++++ The data

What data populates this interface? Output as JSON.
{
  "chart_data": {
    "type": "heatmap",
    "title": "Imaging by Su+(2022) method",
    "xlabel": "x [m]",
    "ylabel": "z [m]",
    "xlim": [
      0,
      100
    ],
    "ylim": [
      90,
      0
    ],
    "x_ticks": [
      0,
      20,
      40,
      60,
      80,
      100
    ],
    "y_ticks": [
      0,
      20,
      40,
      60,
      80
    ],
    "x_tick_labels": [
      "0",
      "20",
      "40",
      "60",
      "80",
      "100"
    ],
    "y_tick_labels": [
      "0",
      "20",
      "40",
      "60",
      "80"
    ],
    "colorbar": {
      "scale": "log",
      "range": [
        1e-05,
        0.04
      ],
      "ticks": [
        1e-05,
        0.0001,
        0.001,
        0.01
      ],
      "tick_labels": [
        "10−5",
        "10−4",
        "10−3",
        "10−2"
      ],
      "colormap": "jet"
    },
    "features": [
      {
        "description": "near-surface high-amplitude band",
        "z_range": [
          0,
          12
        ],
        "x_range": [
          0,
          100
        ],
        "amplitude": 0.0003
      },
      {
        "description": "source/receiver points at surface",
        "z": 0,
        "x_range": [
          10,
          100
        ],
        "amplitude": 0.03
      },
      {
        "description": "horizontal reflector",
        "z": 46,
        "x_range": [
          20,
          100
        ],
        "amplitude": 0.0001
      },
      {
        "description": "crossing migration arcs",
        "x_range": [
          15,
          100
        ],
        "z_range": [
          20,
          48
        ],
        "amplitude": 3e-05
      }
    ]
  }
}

++++++++

Do this> From the entries above, pull out each line that includes "amplitude".

Task output>
        "description": "near-surface high-amplitude band",
        "amplitude": 0.0003
        "amplitude": 0.03
        "amplitude": 0.0001
        "amplitude": 3e-05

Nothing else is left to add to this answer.